▶ SHORT TASK: Identify each line containing the word "visible" and copy it.

— START OF DATA FOR THIS EXERCISE —

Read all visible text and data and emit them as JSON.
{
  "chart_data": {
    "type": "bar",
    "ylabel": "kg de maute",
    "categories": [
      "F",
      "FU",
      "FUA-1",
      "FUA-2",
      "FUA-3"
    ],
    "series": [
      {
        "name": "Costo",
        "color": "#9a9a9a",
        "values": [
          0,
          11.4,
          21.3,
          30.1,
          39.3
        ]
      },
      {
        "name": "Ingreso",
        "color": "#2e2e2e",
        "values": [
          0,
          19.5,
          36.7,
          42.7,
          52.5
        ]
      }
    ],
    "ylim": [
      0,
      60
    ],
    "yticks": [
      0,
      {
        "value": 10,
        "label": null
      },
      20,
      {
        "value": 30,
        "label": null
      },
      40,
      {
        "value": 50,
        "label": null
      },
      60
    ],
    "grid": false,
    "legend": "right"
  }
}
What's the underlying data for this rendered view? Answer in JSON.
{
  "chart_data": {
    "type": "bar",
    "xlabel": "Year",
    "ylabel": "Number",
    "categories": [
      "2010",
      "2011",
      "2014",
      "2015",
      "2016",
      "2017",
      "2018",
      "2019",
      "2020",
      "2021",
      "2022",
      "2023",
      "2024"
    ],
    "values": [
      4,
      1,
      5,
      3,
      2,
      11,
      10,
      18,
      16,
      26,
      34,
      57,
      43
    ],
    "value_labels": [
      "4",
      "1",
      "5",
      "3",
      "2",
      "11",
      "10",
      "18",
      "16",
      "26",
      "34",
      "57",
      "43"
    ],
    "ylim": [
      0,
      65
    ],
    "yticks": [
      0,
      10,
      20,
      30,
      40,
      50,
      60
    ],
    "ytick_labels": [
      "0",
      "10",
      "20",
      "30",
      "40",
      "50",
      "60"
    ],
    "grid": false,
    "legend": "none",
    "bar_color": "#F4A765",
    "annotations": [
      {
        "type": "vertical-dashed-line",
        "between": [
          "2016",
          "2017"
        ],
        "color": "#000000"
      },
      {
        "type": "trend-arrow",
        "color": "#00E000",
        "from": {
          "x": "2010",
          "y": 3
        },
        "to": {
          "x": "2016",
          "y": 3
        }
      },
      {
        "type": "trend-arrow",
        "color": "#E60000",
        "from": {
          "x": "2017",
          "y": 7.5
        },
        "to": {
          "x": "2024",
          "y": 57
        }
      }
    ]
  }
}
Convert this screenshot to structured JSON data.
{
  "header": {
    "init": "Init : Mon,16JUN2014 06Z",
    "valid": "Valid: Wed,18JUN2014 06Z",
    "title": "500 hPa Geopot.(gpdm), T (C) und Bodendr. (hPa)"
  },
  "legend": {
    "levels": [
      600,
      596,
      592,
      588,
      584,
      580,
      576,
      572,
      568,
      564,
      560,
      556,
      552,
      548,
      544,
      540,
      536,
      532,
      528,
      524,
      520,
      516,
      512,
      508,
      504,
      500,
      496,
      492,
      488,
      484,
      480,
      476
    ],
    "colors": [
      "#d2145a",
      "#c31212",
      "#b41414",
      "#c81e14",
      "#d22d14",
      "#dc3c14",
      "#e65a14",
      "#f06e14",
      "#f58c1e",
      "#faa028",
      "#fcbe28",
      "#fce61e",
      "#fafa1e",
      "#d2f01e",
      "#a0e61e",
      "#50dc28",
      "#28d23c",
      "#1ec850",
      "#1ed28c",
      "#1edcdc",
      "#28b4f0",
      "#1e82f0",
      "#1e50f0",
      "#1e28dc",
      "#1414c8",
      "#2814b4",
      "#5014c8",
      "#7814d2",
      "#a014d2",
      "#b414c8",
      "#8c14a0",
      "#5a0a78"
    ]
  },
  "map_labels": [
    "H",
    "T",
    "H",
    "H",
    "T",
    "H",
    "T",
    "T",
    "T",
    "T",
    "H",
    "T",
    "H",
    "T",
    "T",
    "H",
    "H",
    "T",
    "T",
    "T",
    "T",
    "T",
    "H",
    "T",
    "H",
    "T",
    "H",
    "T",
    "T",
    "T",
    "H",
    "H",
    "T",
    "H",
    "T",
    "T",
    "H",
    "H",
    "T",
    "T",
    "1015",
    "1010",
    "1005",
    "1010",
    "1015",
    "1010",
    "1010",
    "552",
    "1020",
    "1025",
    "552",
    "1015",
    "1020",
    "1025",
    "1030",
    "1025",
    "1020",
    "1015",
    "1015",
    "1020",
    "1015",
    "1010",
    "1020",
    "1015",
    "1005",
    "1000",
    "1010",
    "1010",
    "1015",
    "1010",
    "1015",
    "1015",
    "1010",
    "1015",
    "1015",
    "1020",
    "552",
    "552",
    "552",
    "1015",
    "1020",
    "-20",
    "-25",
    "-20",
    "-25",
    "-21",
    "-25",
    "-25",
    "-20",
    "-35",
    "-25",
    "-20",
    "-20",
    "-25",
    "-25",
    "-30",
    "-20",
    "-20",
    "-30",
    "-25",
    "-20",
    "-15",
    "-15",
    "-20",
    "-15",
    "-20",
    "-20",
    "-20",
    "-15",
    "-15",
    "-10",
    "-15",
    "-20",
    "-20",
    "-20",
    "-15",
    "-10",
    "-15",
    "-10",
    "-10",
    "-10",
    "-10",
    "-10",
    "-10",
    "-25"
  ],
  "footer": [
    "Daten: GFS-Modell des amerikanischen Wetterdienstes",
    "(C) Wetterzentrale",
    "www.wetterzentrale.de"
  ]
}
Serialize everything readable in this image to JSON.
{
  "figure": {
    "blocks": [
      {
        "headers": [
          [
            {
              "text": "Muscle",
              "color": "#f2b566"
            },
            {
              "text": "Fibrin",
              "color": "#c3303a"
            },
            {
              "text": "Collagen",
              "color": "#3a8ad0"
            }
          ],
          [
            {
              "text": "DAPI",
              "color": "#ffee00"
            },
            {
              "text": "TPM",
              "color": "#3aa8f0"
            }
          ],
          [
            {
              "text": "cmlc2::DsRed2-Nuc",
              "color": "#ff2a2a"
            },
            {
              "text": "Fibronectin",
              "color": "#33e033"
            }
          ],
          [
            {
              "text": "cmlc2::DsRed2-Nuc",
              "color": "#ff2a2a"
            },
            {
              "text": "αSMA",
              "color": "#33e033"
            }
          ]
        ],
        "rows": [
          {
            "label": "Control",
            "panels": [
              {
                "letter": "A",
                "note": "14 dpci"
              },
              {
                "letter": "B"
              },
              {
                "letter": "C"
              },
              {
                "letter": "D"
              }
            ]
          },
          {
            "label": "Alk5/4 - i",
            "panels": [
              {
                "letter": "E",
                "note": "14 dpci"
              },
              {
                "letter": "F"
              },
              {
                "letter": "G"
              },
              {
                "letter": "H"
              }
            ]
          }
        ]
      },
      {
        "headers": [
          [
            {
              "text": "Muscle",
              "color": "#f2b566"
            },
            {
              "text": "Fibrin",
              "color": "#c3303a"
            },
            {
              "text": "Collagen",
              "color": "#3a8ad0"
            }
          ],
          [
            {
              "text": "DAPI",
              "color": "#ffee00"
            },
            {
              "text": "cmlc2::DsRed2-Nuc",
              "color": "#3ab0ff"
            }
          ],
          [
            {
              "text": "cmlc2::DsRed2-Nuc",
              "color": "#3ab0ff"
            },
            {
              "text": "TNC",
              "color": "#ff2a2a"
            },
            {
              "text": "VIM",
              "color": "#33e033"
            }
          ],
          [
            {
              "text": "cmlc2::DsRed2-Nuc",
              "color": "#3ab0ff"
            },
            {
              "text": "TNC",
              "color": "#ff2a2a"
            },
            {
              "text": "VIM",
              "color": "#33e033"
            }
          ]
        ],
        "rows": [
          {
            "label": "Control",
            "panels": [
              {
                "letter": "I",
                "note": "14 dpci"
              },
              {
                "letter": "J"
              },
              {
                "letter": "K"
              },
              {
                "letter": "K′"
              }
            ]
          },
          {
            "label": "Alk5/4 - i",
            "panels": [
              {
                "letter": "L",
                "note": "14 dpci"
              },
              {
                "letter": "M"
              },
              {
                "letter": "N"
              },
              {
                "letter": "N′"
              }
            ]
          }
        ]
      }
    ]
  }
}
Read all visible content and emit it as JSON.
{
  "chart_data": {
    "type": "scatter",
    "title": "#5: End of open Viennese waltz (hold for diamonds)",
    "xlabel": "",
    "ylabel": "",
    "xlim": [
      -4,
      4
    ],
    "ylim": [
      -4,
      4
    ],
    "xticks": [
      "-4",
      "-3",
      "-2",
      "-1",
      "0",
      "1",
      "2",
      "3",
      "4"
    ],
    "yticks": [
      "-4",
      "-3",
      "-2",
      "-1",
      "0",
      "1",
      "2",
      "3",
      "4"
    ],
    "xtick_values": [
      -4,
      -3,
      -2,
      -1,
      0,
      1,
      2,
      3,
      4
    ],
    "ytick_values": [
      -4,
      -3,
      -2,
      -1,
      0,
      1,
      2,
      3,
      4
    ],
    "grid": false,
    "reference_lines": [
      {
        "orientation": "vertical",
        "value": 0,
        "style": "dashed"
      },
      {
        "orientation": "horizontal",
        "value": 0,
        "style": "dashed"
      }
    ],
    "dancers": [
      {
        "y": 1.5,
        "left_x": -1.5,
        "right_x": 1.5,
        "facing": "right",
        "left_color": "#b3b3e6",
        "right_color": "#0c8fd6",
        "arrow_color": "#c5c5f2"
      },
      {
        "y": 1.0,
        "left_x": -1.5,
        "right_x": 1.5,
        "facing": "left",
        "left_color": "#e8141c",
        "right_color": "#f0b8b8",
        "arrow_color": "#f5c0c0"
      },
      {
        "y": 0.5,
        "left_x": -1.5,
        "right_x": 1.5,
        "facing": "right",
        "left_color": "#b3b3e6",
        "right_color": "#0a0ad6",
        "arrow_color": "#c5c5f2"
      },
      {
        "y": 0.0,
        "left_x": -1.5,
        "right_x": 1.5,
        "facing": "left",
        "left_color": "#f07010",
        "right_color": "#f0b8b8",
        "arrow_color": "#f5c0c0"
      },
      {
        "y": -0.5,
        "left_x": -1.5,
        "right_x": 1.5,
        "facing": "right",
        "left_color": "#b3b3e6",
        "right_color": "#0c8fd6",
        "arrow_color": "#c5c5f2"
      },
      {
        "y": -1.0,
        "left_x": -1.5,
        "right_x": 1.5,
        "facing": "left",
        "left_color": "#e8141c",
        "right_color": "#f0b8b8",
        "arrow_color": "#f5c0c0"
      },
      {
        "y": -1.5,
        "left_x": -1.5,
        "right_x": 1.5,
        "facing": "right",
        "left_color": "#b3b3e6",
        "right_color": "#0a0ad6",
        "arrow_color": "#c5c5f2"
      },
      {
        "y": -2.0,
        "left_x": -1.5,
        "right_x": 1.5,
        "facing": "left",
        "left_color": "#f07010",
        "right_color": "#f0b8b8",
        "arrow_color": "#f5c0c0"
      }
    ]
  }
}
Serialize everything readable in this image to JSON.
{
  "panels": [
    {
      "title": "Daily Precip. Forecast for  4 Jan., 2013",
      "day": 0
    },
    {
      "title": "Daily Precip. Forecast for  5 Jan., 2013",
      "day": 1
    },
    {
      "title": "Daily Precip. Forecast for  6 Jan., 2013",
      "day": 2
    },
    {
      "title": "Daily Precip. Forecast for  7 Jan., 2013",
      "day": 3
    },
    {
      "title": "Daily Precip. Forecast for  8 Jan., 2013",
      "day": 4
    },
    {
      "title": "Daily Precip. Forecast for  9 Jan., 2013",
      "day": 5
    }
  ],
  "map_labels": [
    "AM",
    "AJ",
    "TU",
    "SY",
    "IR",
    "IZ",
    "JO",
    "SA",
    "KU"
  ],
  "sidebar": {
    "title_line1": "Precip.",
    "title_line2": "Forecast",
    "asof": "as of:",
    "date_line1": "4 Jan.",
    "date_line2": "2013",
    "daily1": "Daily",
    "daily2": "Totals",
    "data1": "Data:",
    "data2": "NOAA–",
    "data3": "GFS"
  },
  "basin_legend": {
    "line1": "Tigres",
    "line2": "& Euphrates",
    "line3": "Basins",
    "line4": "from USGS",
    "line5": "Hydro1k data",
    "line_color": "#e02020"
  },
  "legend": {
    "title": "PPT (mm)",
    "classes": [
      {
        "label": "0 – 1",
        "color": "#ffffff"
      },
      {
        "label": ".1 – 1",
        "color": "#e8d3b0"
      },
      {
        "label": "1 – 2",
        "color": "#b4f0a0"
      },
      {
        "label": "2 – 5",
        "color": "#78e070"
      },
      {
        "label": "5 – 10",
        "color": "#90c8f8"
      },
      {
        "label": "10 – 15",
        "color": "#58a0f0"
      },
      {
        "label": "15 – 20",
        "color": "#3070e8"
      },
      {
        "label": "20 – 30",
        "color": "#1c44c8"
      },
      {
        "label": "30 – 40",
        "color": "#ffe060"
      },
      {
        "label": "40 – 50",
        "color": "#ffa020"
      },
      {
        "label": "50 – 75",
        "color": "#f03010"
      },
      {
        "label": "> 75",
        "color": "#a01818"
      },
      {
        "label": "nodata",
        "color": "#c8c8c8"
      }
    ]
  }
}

— END OF DATA FOR THIS EXERCISE —

▶ FINISHED ANSWER:
Read all visible text and data and emit them as JSON.
Read all visible content and emit it as JSON.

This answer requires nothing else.